======== Available records ========
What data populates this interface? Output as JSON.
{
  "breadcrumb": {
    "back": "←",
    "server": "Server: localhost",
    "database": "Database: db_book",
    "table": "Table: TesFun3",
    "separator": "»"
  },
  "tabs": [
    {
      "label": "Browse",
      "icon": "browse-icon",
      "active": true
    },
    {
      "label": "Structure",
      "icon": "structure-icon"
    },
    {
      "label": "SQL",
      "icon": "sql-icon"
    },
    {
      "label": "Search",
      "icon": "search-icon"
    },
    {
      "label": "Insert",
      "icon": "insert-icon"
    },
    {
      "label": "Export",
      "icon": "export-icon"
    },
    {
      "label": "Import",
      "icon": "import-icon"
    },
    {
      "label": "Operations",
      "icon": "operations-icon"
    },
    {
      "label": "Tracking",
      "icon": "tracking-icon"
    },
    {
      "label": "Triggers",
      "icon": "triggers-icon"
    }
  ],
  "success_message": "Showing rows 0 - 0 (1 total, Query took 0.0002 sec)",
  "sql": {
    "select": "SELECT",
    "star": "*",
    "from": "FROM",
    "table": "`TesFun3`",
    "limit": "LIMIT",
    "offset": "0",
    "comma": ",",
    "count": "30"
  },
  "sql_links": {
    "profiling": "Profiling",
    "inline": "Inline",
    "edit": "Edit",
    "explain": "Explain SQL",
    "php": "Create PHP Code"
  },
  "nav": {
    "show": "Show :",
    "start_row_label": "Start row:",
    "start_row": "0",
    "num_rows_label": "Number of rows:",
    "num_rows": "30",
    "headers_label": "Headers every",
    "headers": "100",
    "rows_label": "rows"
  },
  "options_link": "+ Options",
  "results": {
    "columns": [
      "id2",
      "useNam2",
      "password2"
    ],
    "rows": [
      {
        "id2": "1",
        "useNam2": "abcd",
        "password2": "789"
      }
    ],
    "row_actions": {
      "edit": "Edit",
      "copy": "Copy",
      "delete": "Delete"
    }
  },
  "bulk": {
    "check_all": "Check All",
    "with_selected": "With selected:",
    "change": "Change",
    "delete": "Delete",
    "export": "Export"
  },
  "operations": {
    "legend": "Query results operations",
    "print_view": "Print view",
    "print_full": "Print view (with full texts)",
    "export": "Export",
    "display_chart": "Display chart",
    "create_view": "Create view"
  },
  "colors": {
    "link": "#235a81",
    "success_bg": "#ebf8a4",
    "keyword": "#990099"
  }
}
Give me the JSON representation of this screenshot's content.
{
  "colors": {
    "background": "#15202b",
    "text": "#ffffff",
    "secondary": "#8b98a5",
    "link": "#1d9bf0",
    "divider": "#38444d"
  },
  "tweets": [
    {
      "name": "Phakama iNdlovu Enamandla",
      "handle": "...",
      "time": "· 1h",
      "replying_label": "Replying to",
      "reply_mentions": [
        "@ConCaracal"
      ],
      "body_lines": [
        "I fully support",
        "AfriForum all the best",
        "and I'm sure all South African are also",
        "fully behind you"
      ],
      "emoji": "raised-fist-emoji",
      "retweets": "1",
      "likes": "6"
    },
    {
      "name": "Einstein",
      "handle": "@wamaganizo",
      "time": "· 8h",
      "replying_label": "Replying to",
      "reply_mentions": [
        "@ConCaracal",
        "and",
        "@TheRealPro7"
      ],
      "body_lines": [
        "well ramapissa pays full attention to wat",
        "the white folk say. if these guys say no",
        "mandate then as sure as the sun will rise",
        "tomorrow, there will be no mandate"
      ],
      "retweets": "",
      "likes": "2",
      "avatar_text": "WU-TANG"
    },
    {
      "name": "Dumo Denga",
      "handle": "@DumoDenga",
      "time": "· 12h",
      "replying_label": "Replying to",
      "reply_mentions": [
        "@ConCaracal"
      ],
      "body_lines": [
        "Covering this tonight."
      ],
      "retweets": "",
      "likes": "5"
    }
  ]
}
========
### Task objective
Check every line of the data, and copy the ones that contain "Create".

### Result of the exercise
    "php": "Create PHP Code"
    "create_view": "Create view"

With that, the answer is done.